**Task description**
Reproduce everything from the first of the rows below down to the row containing "show-contact-form-toggle[interactable] [500, 707, 576, 753]", both ends included.

═══

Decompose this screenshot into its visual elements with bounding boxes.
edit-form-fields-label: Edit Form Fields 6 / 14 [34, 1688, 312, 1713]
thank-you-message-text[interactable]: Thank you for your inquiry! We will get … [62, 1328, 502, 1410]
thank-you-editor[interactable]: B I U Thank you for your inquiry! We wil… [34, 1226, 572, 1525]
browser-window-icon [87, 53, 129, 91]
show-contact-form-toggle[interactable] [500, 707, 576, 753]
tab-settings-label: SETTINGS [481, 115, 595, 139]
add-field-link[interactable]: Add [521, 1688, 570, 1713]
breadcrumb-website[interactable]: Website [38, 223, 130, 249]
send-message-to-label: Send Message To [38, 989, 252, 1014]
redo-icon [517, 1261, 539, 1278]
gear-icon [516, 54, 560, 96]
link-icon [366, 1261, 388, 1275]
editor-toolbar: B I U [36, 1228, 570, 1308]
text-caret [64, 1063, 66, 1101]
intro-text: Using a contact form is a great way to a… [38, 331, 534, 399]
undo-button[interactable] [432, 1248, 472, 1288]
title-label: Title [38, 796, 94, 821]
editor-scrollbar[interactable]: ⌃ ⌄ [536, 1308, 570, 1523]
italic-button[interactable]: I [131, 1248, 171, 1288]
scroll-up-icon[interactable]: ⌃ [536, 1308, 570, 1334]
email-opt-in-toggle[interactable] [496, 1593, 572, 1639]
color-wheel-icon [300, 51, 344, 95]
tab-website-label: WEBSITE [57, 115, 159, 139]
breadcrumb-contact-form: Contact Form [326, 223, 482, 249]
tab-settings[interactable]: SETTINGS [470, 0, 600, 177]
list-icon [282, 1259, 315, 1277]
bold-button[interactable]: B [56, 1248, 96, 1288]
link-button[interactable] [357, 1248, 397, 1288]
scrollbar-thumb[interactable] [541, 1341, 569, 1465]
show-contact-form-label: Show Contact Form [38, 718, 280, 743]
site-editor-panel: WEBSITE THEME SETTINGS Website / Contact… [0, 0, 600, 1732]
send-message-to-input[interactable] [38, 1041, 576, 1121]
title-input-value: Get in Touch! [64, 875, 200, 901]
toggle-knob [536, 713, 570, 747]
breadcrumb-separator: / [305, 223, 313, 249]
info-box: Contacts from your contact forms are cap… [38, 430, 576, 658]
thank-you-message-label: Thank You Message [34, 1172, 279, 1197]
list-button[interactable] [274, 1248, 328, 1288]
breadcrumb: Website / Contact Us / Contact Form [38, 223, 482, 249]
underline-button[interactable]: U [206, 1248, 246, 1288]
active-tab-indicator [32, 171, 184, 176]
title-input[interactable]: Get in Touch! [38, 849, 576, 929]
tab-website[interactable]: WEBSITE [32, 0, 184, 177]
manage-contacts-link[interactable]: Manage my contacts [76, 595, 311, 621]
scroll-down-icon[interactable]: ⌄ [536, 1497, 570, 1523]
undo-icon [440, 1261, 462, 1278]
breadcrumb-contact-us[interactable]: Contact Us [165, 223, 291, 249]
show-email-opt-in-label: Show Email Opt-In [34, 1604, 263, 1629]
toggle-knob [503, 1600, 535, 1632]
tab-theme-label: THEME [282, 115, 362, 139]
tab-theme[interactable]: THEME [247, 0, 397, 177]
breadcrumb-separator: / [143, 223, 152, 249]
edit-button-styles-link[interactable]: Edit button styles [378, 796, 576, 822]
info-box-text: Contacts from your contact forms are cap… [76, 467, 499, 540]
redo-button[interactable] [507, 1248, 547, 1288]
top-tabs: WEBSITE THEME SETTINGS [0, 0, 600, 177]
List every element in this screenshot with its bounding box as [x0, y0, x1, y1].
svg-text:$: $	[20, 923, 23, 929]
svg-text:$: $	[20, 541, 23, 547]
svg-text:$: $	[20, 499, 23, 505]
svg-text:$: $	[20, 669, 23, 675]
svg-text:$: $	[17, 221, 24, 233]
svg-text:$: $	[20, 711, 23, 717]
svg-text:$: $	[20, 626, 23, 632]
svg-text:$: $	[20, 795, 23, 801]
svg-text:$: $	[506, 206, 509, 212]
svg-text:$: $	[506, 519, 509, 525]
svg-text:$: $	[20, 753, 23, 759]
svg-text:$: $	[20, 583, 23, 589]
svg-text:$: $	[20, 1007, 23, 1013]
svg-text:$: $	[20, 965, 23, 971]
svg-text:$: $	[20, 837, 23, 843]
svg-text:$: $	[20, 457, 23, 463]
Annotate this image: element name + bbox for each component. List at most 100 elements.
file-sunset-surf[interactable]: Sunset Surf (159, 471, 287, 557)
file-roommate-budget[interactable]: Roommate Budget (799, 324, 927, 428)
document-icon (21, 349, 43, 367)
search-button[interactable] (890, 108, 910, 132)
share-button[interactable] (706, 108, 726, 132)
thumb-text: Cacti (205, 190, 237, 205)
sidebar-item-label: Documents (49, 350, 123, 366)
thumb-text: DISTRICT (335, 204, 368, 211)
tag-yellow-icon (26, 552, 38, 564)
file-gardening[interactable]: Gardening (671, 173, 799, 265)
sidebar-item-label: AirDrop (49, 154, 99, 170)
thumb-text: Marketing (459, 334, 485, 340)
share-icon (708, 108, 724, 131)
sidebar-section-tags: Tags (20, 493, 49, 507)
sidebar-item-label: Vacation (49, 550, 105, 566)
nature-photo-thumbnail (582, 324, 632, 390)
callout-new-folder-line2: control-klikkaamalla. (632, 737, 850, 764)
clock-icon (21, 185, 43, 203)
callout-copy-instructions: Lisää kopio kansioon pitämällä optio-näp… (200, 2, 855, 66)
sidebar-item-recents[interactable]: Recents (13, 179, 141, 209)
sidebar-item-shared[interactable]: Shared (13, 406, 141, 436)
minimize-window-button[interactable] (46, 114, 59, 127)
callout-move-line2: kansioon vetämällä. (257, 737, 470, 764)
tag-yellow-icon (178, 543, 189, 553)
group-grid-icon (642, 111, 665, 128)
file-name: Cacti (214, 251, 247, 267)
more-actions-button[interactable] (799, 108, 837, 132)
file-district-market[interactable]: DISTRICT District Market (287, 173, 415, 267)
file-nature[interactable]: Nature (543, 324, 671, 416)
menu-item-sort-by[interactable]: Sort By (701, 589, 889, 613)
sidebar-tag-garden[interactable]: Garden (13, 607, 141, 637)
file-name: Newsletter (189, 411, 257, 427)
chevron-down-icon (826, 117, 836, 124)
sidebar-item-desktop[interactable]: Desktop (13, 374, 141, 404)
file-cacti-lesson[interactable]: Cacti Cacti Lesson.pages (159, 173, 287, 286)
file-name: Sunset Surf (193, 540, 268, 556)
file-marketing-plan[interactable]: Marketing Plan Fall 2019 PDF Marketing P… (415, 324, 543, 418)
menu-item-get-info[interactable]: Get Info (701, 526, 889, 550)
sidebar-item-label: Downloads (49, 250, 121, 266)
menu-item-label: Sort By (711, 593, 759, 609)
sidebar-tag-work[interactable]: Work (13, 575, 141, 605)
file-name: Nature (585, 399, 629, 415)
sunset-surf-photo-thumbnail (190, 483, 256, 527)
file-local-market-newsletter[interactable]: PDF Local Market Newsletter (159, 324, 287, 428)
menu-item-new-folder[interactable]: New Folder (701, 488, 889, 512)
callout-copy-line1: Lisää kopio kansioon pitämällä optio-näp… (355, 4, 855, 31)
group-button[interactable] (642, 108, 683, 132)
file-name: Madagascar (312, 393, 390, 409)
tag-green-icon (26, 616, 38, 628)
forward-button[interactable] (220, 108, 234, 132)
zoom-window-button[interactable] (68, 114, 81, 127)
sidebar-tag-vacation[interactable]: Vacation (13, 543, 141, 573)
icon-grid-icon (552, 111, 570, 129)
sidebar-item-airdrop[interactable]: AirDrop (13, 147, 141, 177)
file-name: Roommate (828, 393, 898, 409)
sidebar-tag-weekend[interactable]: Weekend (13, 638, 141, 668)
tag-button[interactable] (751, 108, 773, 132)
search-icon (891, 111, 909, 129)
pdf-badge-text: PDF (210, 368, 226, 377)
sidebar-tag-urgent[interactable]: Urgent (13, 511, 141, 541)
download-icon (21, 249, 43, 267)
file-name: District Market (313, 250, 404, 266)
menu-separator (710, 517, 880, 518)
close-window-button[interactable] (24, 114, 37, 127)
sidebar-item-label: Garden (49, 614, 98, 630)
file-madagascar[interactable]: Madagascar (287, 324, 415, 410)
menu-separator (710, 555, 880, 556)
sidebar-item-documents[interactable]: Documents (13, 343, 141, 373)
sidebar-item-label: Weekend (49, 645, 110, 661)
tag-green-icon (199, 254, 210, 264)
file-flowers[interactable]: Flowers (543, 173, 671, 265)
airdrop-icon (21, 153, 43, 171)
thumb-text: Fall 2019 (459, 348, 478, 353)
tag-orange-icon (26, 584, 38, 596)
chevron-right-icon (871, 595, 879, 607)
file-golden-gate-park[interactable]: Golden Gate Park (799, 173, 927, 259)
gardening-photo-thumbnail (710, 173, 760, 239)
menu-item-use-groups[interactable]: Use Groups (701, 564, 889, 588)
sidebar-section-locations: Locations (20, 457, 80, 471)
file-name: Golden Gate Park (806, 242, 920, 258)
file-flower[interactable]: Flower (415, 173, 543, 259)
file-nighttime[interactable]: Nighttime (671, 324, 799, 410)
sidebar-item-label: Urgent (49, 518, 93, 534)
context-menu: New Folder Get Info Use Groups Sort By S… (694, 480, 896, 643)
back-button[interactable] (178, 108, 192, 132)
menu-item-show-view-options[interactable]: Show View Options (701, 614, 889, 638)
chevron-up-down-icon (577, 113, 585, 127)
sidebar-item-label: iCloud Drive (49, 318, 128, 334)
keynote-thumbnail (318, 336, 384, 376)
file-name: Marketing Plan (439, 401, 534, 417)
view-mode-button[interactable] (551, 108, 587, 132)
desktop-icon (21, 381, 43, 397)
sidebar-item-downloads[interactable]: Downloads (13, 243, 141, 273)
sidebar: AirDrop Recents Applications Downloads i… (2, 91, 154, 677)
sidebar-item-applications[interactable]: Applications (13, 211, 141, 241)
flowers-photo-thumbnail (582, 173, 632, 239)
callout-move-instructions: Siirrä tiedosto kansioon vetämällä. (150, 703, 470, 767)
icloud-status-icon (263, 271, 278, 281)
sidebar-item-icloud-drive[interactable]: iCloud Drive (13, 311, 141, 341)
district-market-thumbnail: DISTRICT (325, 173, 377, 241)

═══

**The response**
Decompose this screenshot into its visual elements with bounding boxes.
edit-form-fields-label: Edit Form Fields 6 / 14 [34, 1688, 312, 1713]
thank-you-message-text[interactable]: Thank you for your inquiry! We will get … [62, 1328, 502, 1410]
thank-you-editor[interactable]: B I U Thank you for your inquiry! We wil… [34, 1226, 572, 1525]
browser-window-icon [87, 53, 129, 91]
show-contact-form-toggle[interactable] [500, 707, 576, 753]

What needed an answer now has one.